* [What you need to do]: Leaving out every picture, quote the data below exactly as it appears.

* [Rows]:
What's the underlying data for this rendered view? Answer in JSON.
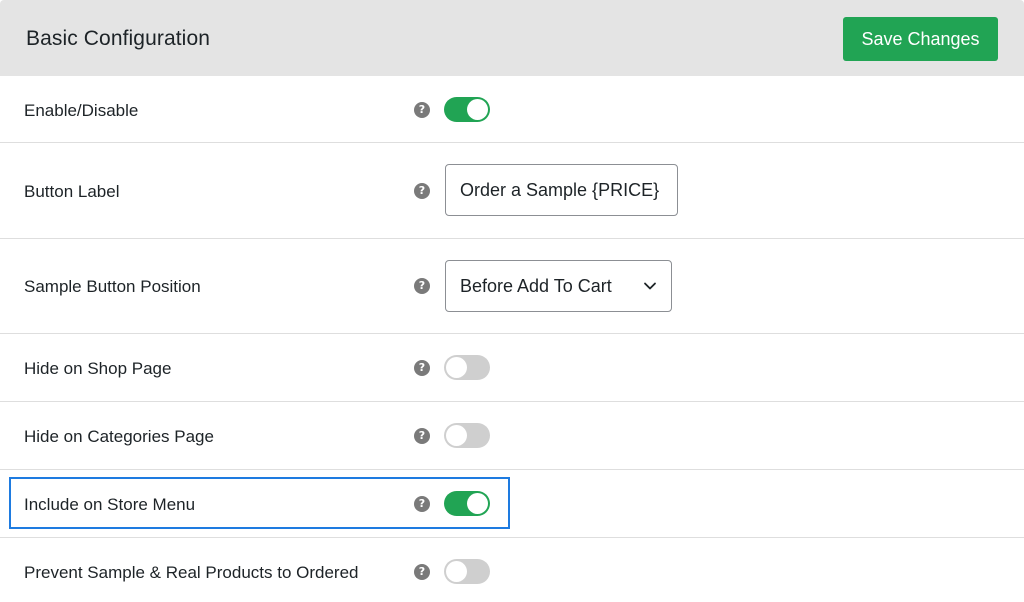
{
  "header": {
    "title": "Basic Configuration",
    "save_label": "Save Changes"
  },
  "help_icon_glyph": "?",
  "rows": [
    {
      "label": "Enable/Disable",
      "control": "toggle",
      "checked": true
    },
    {
      "label": "Button Label",
      "control": "text",
      "value": "Order a Sample {PRICE}"
    },
    {
      "label": "Sample Button Position",
      "control": "select",
      "value": "Before Add To Cart"
    },
    {
      "label": "Hide on Shop Page",
      "control": "toggle",
      "checked": false
    },
    {
      "label": "Hide on Categories Page",
      "control": "toggle",
      "checked": false
    },
    {
      "label": "Include on Store Menu",
      "control": "toggle",
      "checked": true
    },
    {
      "label": "Prevent Sample & Real Products to Ordered",
      "control": "toggle",
      "checked": false
    }
  ],
  "colors": {
    "accent_green": "#21a454",
    "toggle_off": "#cfcfcf",
    "highlight_blue": "#1e7be0",
    "header_bg": "#e4e4e4"
  }
}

* [Solution for this task]:
What's the underlying data for this rendered view? Answer in JSON.
{
  "header": {
    "title": "Basic Configuration",
    "save_label": "Save Changes"
  },
  "help_icon_glyph": "?",
  "rows": [
    {
      "label": "Enable/Disable",
      "control": "toggle",
      "checked": true
    },
    {
      "label": "Button Label",
      "control": "text",
      "value": "Order a Sample {PRICE}"
    },
    {
      "label": "Sample Button Position",
      "control": "select",
      "value": "Before Add To Cart"
    },
    {
      "label": "Hide on Shop Page",
      "control": "toggle",
      "checked": false
    },
    {
      "label": "Hide on Categories Page",
      "control": "toggle",
      "checked": false
    },
    {
      "label": "Include on Store Menu",
      "control": "toggle",
      "checked": true
    },
    {
      "label": "Prevent Sample & Real Products to Ordered",
      "control": "toggle",
      "checked": false
    }
  ],
  "colors": {
    "accent_green": "#21a454",
    "toggle_off": "#cfcfcf",
    "highlight_blue": "#1e7be0",
    "header_bg": "#e4e4e4"
  }
}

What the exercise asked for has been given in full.